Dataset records

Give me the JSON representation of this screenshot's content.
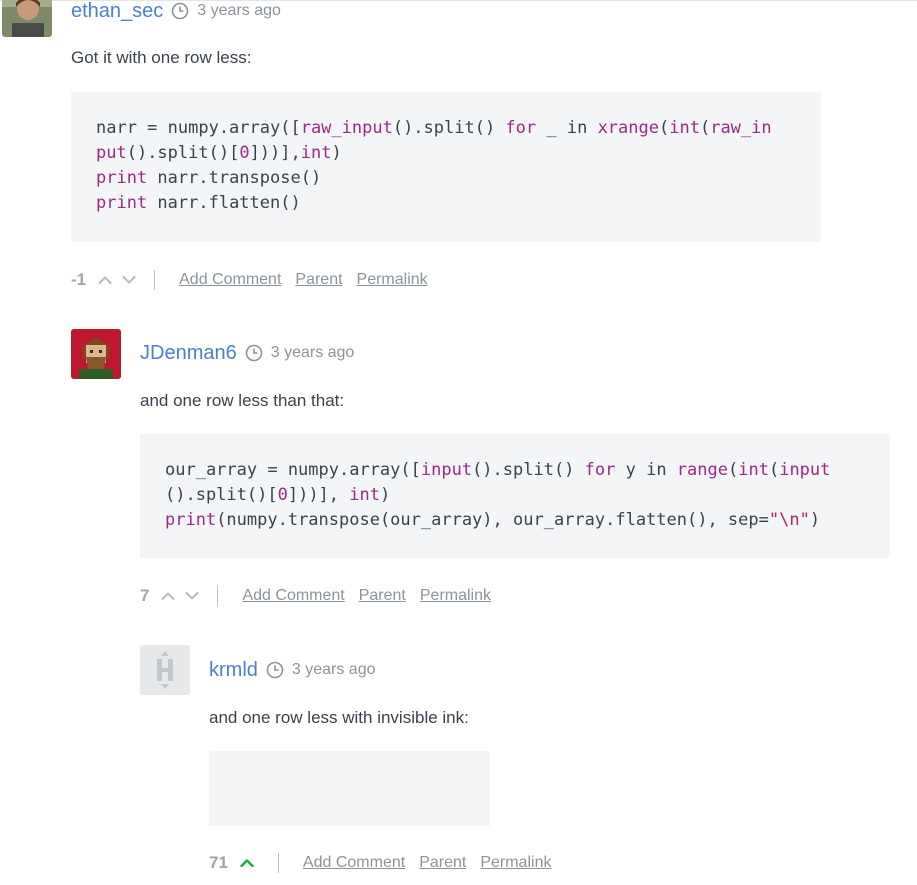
{
  "comments": [
    {
      "username": "ethan_sec",
      "time": "3 years ago",
      "text": "Got it with one row less:",
      "code": [
        [
          {
            "t": "narr = numpy.array(["
          },
          {
            "t": "raw_input",
            "k": "kw"
          },
          {
            "t": "().split() "
          },
          {
            "t": "for",
            "k": "kw"
          },
          {
            "t": " _ in "
          },
          {
            "t": "xrange",
            "k": "kw"
          },
          {
            "t": "("
          },
          {
            "t": "int",
            "k": "kw"
          },
          {
            "t": "("
          },
          {
            "t": "raw_in",
            "k": "kw"
          }
        ],
        [
          {
            "t": "put",
            "k": "kw"
          },
          {
            "t": "().split()["
          },
          {
            "t": "0",
            "k": "kw"
          },
          {
            "t": "]))],"
          },
          {
            "t": "int",
            "k": "kw"
          },
          {
            "t": ")"
          }
        ],
        [
          {
            "t": "print",
            "k": "kw"
          },
          {
            "t": " narr.transpose()"
          }
        ],
        [
          {
            "t": "print",
            "k": "kw"
          },
          {
            "t": " narr.flatten()"
          }
        ]
      ],
      "score": "-1",
      "actions": {
        "add_comment": "Add Comment",
        "parent": "Parent",
        "permalink": "Permalink"
      }
    },
    {
      "username": "JDenman6",
      "time": "3 years ago",
      "text": "and one row less than that:",
      "code": [
        [
          {
            "t": "our_array = numpy.array(["
          },
          {
            "t": "input",
            "k": "kw"
          },
          {
            "t": "().split() "
          },
          {
            "t": "for",
            "k": "kw"
          },
          {
            "t": " y in "
          },
          {
            "t": "range",
            "k": "kw"
          },
          {
            "t": "("
          },
          {
            "t": "int",
            "k": "kw"
          },
          {
            "t": "("
          },
          {
            "t": "input",
            "k": "kw"
          }
        ],
        [
          {
            "t": "().split()["
          },
          {
            "t": "0",
            "k": "kw"
          },
          {
            "t": "]))], "
          },
          {
            "t": "int",
            "k": "kw"
          },
          {
            "t": ")"
          }
        ],
        [
          {
            "t": "print",
            "k": "kw"
          },
          {
            "t": "(numpy.transpose(our_array), our_array.flatten(), sep="
          },
          {
            "t": "\"\\n\"",
            "k": "str"
          },
          {
            "t": ")"
          }
        ]
      ],
      "score": "7",
      "actions": {
        "add_comment": "Add Comment",
        "parent": "Parent",
        "permalink": "Permalink"
      }
    },
    {
      "username": "krmld",
      "time": "3 years ago",
      "text": "and one row less with invisible ink:",
      "code": [],
      "score": "71",
      "actions": {
        "add_comment": "Add Comment",
        "parent": "Parent",
        "permalink": "Permalink"
      }
    }
  ],
  "colors": {
    "username": "#4a7ed7",
    "keyword": "#9a2a87",
    "upvoted": "#1ba94c",
    "muted": "#8b939d",
    "code_bg": "#f3f5f6"
  },
  "icons": [
    "clock-icon",
    "upvote-icon",
    "downvote-icon"
  ]
}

## Set problem
Working from the material above, transcribe it exactly while omitting pictures.

## Answer to the exercise
Give me the JSON representation of this screenshot's content.
{
  "comments": [
    {
      "username": "ethan_sec",
      "time": "3 years ago",
      "text": "Got it with one row less:",
      "code": [
        [
          {
            "t": "narr = numpy.array(["
          },
          {
            "t": "raw_input",
            "k": "kw"
          },
          {
            "t": "().split() "
          },
          {
            "t": "for",
            "k": "kw"
          },
          {
            "t": " _ in "
          },
          {
            "t": "xrange",
            "k": "kw"
          },
          {
            "t": "("
          },
          {
            "t": "int",
            "k": "kw"
          },
          {
            "t": "("
          },
          {
            "t": "raw_in",
            "k": "kw"
          }
        ],
        [
          {
            "t": "put",
            "k": "kw"
          },
          {
            "t": "().split()["
          },
          {
            "t": "0",
            "k": "kw"
          },
          {
            "t": "]))],"
          },
          {
            "t": "int",
            "k": "kw"
          },
          {
            "t": ")"
          }
        ],
        [
          {
            "t": "print",
            "k": "kw"
          },
          {
            "t": " narr.transpose()"
          }
        ],
        [
          {
            "t": "print",
            "k": "kw"
          },
          {
            "t": " narr.flatten()"
          }
        ]
      ],
      "score": "-1",
      "actions": {
        "add_comment": "Add Comment",
        "parent": "Parent",
        "permalink": "Permalink"
      }
    },
    {
      "username": "JDenman6",
      "time": "3 years ago",
      "text": "and one row less than that:",
      "code": [
        [
          {
            "t": "our_array = numpy.array(["
          },
          {
            "t": "input",
            "k": "kw"
          },
          {
            "t": "().split() "
          },
          {
            "t": "for",
            "k": "kw"
          },
          {
            "t": " y in "
          },
          {
            "t": "range",
            "k": "kw"
          },
          {
            "t": "("
          },
          {
            "t": "int",
            "k": "kw"
          },
          {
            "t": "("
          },
          {
            "t": "input",
            "k": "kw"
          }
        ],
        [
          {
            "t": "().split()["
          },
          {
            "t": "0",
            "k": "kw"
          },
          {
            "t": "]))], "
          },
          {
            "t": "int",
            "k": "kw"
          },
          {
            "t": ")"
          }
        ],
        [
          {
            "t": "print",
            "k": "kw"
          },
          {
            "t": "(numpy.transpose(our_array), our_array.flatten(), sep="
          },
          {
            "t": "\"\\n\"",
            "k": "str"
          },
          {
            "t": ")"
          }
        ]
      ],
      "score": "7",
      "actions": {
        "add_comment": "Add Comment",
        "parent": "Parent",
        "permalink": "Permalink"
      }
    },
    {
      "username": "krmld",
      "time": "3 years ago",
      "text": "and one row less with invisible ink:",
      "code": [],
      "score": "71",
      "actions": {
        "add_comment": "Add Comment",
        "parent": "Parent",
        "permalink": "Permalink"
      }
    }
  ],
  "colors": {
    "username": "#4a7ed7",
    "keyword": "#9a2a87",
    "upvoted": "#1ba94c",
    "muted": "#8b939d",
    "code_bg": "#f3f5f6"
  },
  "icons": [
    "clock-icon",
    "upvote-icon",
    "downvote-icon"
  ]
}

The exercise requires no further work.